◆ Structured figure records:
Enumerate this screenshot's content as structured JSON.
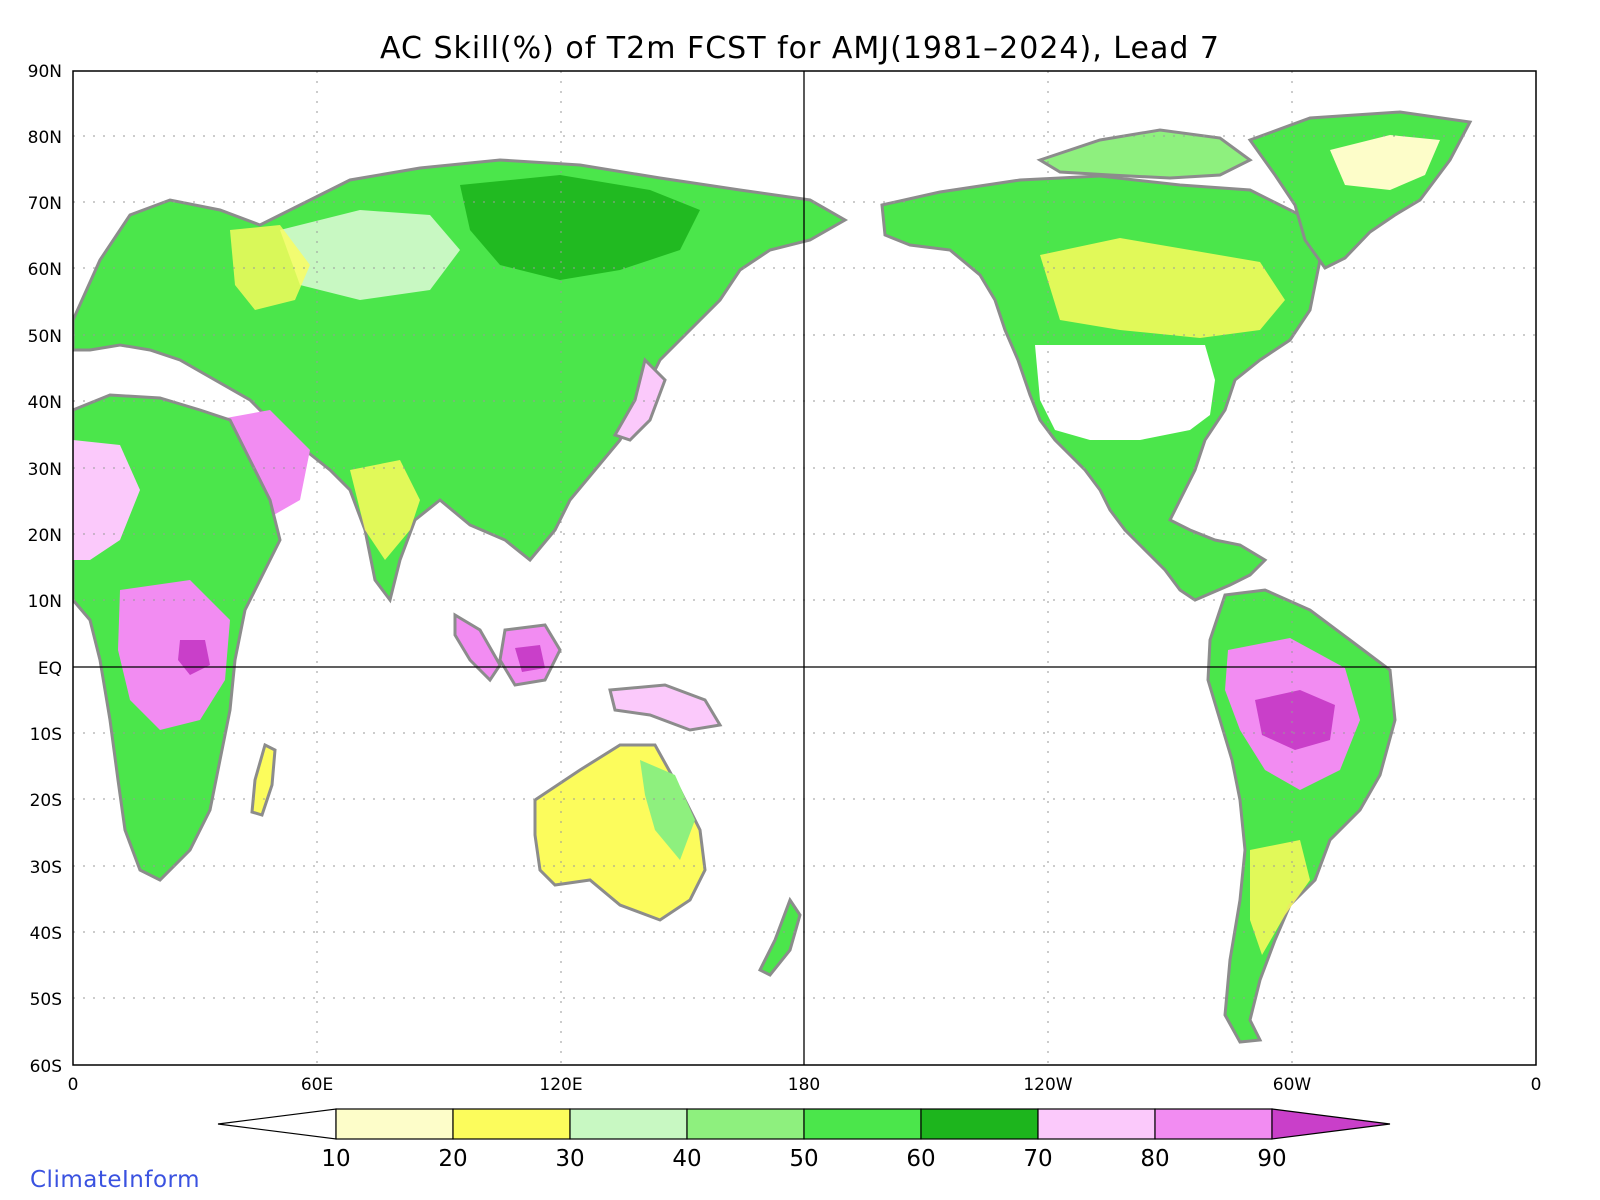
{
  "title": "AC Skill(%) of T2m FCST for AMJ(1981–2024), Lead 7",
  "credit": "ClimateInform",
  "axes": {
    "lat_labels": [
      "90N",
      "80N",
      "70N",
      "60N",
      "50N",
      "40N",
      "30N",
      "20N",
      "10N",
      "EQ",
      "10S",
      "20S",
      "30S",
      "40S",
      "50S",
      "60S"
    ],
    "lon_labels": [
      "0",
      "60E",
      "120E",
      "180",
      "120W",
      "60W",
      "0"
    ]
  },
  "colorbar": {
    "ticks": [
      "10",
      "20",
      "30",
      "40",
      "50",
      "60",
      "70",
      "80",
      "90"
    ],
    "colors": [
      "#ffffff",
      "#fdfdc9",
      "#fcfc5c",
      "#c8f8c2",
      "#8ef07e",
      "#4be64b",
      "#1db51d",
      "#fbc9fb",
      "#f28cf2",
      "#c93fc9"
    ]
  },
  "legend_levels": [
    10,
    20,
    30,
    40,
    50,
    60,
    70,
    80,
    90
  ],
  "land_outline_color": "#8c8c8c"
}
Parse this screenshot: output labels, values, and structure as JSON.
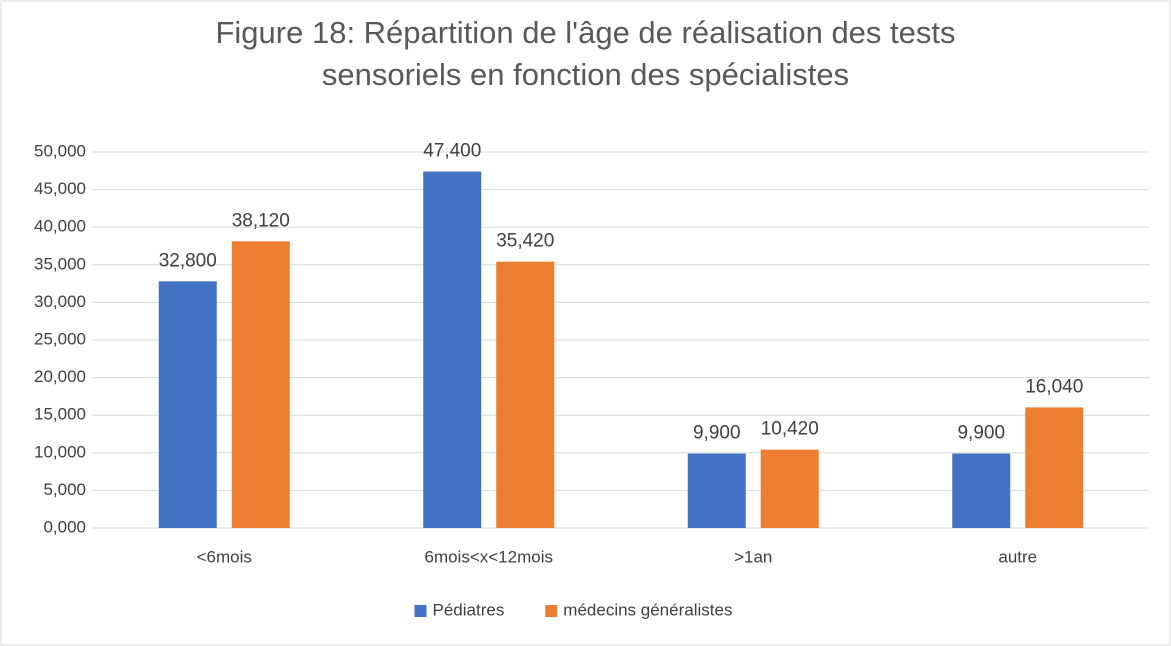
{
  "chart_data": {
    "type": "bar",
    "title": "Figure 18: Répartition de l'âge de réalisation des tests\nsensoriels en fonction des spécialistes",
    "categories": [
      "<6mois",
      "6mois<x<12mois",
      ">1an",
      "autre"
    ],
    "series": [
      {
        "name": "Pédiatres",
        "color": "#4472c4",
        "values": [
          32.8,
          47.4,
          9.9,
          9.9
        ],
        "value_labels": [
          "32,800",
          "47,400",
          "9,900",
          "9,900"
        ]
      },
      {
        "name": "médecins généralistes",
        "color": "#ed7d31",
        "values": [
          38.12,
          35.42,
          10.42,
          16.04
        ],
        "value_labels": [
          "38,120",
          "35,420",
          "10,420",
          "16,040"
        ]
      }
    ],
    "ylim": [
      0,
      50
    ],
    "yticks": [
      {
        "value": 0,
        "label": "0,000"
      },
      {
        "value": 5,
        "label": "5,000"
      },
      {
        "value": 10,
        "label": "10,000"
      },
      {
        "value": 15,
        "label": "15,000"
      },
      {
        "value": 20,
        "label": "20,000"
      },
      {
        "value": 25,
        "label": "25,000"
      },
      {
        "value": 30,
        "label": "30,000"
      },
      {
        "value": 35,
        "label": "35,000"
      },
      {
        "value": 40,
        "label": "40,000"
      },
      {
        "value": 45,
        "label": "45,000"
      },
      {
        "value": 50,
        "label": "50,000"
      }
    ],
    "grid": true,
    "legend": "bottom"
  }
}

◆ REQUIREMENTS:
Collect each line containing the string "this".

◆ SOLUTION:
Enumerate this screenshot's content as structured JSON.
Parse this screenshot: output labels, values, and structure as JSON.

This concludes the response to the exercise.